Tripwolf is your worldwide travel guide. At least that’s the angle this refined portal takes, combining travel tips from professional travel writers, with a vast collection of travel information – then adding community. Tripwolf boasts of trusted travel information for more than 50,000 destinations and half a million pieces of data travelers need. And best of all, the service actually delivers. So why is the service on decline?
Locations, city guides, user recommendations, and blogs you name it, Tripwolf has integrated it into their useful map. If anything, the Tripwolf user experiences what you might call a “complete” online travel tool. A cool differentiating feature of this service is the ability to ask one of its trip gurus for very specific travel advice about a locations, times, etc. And, users can print custom travel guides in a free PDF format. Facebook connect is also available too allowing for even further community possibilities.

The landing, clean, useful, right
As an international online travel tool, Tripwolf is available in German, English, French, Italian and Spanish with a click. (I had fun trying to read it in Italian) The UI is extremely clean, and the overall site usability compared to the reset of the travel industry sites is one of the lower hanging fruits. The massive amount of data on Tripwolf, and maybe too many tools, makes the site seem heavy and somewhat cluttered. But where else could they have put all this utility?

[Element region listings]

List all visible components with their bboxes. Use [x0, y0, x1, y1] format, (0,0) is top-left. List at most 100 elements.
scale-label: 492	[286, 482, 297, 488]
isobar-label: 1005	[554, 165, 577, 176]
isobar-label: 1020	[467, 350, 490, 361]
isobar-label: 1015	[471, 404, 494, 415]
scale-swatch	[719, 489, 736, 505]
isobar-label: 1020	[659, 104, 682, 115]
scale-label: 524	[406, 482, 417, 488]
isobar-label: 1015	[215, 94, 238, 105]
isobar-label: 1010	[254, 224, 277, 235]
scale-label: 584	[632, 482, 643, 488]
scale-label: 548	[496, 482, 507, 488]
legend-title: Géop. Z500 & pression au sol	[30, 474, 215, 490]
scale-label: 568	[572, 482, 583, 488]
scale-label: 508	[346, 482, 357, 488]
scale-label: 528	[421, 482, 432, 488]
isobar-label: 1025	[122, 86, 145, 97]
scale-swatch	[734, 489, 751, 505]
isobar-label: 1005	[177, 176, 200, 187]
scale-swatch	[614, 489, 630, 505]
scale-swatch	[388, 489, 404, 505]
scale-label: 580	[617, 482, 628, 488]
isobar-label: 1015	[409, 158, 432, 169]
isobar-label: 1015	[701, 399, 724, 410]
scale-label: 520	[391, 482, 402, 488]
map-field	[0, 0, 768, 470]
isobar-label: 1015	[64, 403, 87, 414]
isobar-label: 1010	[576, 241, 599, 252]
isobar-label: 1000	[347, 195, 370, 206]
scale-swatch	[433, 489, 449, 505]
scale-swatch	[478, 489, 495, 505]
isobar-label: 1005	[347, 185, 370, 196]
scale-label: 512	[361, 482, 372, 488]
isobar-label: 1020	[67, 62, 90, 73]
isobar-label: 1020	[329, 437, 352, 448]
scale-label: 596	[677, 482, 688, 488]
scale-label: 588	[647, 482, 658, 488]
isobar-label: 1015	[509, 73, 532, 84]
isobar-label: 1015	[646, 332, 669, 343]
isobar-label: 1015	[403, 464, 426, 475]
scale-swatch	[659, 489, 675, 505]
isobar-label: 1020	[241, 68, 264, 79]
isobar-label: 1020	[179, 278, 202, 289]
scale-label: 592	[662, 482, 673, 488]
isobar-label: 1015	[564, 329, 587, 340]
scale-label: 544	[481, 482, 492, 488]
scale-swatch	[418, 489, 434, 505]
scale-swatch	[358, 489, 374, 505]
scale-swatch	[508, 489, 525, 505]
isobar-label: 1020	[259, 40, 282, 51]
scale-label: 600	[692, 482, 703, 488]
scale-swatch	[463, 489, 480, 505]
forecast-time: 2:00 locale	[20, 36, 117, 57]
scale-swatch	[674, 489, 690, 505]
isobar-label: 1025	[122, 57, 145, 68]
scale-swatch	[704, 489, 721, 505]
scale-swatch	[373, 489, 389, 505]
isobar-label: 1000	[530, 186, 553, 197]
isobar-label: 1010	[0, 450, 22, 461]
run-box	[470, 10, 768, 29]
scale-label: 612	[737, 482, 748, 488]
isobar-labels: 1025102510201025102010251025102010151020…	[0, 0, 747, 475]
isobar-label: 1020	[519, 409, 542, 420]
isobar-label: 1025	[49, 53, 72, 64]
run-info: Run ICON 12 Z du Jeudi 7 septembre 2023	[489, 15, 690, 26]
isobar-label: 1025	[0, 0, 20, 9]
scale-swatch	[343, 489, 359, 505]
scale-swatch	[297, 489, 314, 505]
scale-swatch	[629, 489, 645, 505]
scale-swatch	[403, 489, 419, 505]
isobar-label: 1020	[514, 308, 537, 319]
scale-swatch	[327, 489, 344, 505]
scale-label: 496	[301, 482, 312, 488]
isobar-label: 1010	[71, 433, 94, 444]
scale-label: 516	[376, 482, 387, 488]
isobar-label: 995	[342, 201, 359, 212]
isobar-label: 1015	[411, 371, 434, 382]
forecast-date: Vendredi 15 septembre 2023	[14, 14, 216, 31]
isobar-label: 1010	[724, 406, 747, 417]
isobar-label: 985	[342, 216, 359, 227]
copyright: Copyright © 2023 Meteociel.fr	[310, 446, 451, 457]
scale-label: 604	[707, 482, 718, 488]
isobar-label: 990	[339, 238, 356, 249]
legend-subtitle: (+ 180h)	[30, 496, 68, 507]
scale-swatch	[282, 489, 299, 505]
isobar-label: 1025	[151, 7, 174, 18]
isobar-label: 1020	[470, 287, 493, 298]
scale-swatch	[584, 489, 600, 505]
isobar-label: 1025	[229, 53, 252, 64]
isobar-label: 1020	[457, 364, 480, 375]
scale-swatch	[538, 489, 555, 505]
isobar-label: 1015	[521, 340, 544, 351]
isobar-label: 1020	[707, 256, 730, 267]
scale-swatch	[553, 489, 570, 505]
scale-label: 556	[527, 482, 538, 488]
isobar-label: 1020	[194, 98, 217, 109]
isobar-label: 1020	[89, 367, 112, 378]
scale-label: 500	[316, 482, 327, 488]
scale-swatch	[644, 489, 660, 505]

▶ _Written tasks_
1: In the Tripwolf review, repeat word for word the part that opens with the words containing "The landing, clean, useful, right" and closes with "all this utility?".
2: According to the Tripwolf review, for how many destinations does the service claim to have trusted travel information?

▶ _Final answers_
1:
The landing, clean, useful, right
As an international online travel tool, Tripwolf is available in German, English, French, Italian and Spanish with a click. (I had fun trying to read it in Italian) The UI is extremely clean, and the overall site usability compared to the reset of the travel industry sites is one of the lower hanging fruits. The massive amount of data on Tripwolf, and maybe too many tools, makes the site seem heavy and somewhat cluttered. But where else could they have put all this utility?

2: More than 50,000 destinations.